■ Task material
——————

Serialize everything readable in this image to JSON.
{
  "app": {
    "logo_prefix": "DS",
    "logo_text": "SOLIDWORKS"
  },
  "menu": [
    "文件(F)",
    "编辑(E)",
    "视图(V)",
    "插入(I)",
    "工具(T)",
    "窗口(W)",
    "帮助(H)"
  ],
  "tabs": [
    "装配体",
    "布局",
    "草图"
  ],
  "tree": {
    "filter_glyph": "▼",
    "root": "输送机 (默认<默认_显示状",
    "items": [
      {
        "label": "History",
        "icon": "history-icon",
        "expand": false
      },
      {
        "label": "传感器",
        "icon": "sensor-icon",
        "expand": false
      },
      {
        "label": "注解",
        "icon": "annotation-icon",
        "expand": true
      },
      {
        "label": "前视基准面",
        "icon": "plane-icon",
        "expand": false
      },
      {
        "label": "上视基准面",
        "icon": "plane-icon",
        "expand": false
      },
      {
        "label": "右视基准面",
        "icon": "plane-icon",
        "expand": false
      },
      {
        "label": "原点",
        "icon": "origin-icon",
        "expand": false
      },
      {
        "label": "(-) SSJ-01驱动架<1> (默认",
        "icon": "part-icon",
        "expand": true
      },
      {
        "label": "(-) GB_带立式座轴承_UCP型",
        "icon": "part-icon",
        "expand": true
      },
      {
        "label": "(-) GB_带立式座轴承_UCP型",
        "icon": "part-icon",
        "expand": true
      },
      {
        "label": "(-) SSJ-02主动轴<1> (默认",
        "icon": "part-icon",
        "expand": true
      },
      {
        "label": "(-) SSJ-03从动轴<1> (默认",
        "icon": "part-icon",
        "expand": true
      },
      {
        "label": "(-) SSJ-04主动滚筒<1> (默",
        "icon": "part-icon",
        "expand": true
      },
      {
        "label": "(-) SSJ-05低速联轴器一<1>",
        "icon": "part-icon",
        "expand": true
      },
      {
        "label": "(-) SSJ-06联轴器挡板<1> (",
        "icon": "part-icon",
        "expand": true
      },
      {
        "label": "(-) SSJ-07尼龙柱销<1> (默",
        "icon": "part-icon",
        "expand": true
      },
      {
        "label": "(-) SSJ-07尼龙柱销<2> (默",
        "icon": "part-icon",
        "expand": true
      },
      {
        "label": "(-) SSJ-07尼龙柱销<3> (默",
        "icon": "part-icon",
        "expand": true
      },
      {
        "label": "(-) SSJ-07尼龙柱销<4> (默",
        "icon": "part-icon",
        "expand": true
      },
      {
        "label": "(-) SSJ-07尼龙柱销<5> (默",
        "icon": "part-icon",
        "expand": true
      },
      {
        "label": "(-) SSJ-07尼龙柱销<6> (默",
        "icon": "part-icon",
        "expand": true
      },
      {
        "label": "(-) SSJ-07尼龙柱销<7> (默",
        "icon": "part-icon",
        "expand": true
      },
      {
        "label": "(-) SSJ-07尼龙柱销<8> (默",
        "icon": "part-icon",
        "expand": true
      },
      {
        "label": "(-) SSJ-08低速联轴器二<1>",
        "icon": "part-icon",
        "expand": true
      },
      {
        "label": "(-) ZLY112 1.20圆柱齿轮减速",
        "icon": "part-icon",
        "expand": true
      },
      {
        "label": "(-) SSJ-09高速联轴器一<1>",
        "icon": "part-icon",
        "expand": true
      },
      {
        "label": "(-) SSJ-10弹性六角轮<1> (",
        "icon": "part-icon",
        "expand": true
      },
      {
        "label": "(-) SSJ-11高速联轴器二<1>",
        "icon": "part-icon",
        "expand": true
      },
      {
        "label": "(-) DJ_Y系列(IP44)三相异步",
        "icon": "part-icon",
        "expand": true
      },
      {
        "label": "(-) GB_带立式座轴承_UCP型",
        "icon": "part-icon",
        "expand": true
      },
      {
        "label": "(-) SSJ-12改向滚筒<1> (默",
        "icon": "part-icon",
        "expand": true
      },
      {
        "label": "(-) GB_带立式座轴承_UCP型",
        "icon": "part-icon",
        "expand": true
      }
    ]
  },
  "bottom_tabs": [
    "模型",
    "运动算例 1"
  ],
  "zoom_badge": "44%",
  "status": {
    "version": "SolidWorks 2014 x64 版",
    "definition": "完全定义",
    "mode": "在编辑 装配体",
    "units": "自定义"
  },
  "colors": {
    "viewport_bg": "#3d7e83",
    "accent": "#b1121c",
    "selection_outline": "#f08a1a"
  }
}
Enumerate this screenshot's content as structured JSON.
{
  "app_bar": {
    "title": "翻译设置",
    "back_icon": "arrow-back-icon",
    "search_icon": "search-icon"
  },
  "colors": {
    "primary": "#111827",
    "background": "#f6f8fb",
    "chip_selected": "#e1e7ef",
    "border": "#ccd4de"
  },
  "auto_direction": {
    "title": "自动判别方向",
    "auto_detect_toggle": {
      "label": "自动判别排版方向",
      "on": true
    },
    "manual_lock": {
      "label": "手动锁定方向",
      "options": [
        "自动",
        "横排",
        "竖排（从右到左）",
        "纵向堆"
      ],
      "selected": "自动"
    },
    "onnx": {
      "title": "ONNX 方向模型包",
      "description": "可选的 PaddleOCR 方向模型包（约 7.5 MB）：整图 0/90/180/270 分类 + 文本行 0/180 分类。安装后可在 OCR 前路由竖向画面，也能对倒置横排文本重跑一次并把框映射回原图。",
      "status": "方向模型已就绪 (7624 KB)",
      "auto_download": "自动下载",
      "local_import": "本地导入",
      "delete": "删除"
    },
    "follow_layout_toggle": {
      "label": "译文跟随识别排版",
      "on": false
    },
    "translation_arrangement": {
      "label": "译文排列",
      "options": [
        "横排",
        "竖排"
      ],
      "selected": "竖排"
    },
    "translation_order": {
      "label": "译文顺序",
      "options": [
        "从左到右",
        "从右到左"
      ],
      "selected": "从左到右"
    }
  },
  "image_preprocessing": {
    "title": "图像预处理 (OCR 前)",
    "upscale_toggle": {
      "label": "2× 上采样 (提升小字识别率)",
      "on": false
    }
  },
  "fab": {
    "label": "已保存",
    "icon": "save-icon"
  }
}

——————

■ Stated goal
Scan the material above for the string "方向模型包" and report each line where you find it.

■ Expected answer
      "title": "ONNX 方向模型包",
      "description": "可选的 PaddleOCR 方向模型包（约 7.5 MB）：整图 0/90/180/270 分类 + 文本行 0/180 分类。安装后可在 OCR 前路由竖向画面，也能对倒置横排文本重跑一次并把框映射回原图。",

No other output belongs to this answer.